Start of Task inputs
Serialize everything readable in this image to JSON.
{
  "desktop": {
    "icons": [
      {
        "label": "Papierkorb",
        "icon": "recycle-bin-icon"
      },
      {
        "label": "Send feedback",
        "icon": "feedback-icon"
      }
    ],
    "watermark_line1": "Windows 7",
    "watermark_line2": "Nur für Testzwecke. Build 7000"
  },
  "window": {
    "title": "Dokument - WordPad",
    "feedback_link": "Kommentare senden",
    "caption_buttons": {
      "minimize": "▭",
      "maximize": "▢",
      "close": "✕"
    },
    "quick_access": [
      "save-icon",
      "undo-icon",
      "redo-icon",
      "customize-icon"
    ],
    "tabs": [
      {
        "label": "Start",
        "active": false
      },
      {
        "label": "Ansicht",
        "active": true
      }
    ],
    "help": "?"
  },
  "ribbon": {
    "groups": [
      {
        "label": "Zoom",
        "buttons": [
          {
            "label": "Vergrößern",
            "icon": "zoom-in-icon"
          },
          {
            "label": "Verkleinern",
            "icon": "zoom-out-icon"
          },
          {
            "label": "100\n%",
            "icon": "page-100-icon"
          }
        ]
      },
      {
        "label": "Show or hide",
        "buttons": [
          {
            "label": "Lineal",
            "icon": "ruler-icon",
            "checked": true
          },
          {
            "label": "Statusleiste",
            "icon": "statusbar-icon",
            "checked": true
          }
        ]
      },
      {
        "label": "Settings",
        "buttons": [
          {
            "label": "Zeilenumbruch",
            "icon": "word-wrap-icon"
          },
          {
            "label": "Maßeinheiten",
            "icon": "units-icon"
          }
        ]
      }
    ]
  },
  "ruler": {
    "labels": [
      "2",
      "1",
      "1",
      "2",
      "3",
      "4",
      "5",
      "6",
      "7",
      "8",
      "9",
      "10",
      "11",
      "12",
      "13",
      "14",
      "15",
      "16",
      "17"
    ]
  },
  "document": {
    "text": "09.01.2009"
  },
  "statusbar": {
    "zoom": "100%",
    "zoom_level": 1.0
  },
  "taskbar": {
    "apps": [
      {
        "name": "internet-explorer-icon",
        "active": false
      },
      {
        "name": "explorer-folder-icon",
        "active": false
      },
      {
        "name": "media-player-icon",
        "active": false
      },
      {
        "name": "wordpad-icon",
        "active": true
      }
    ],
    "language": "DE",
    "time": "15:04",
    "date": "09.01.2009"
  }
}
End of Task inputs
* _Problem requirements_
Give all the records again. Match them exactly.

* _Right answer_
Serialize everything readable in this image to JSON.
{
  "desktop": {
    "icons": [
      {
        "label": "Papierkorb",
        "icon": "recycle-bin-icon"
      },
      {
        "label": "Send feedback",
        "icon": "feedback-icon"
      }
    ],
    "watermark_line1": "Windows 7",
    "watermark_line2": "Nur für Testzwecke. Build 7000"
  },
  "window": {
    "title": "Dokument - WordPad",
    "feedback_link": "Kommentare senden",
    "caption_buttons": {
      "minimize": "▭",
      "maximize": "▢",
      "close": "✕"
    },
    "quick_access": [
      "save-icon",
      "undo-icon",
      "redo-icon",
      "customize-icon"
    ],
    "tabs": [
      {
        "label": "Start",
        "active": false
      },
      {
        "label": "Ansicht",
        "active": true
      }
    ],
    "help": "?"
  },
  "ribbon": {
    "groups": [
      {
        "label": "Zoom",
        "buttons": [
          {
            "label": "Vergrößern",
            "icon": "zoom-in-icon"
          },
          {
            "label": "Verkleinern",
            "icon": "zoom-out-icon"
          },
          {
            "label": "100\n%",
            "icon": "page-100-icon"
          }
        ]
      },
      {
        "label": "Show or hide",
        "buttons": [
          {
            "label": "Lineal",
            "icon": "ruler-icon",
            "checked": true
          },
          {
            "label": "Statusleiste",
            "icon": "statusbar-icon",
            "checked": true
          }
        ]
      },
      {
        "label": "Settings",
        "buttons": [
          {
            "label": "Zeilenumbruch",
            "icon": "word-wrap-icon"
          },
          {
            "label": "Maßeinheiten",
            "icon": "units-icon"
          }
        ]
      }
    ]
  },
  "ruler": {
    "labels": [
      "2",
      "1",
      "1",
      "2",
      "3",
      "4",
      "5",
      "6",
      "7",
      "8",
      "9",
      "10",
      "11",
      "12",
      "13",
      "14",
      "15",
      "16",
      "17"
    ]
  },
  "document": {
    "text": "09.01.2009"
  },
  "statusbar": {
    "zoom": "100%",
    "zoom_level": 1.0
  },
  "taskbar": {
    "apps": [
      {
        "name": "internet-explorer-icon",
        "active": false
      },
      {
        "name": "explorer-folder-icon",
        "active": false
      },
      {
        "name": "media-player-icon",
        "active": false
      },
      {
        "name": "wordpad-icon",
        "active": true
      }
    ],
    "language": "DE",
    "time": "15:04",
    "date": "09.01.2009"
  }
}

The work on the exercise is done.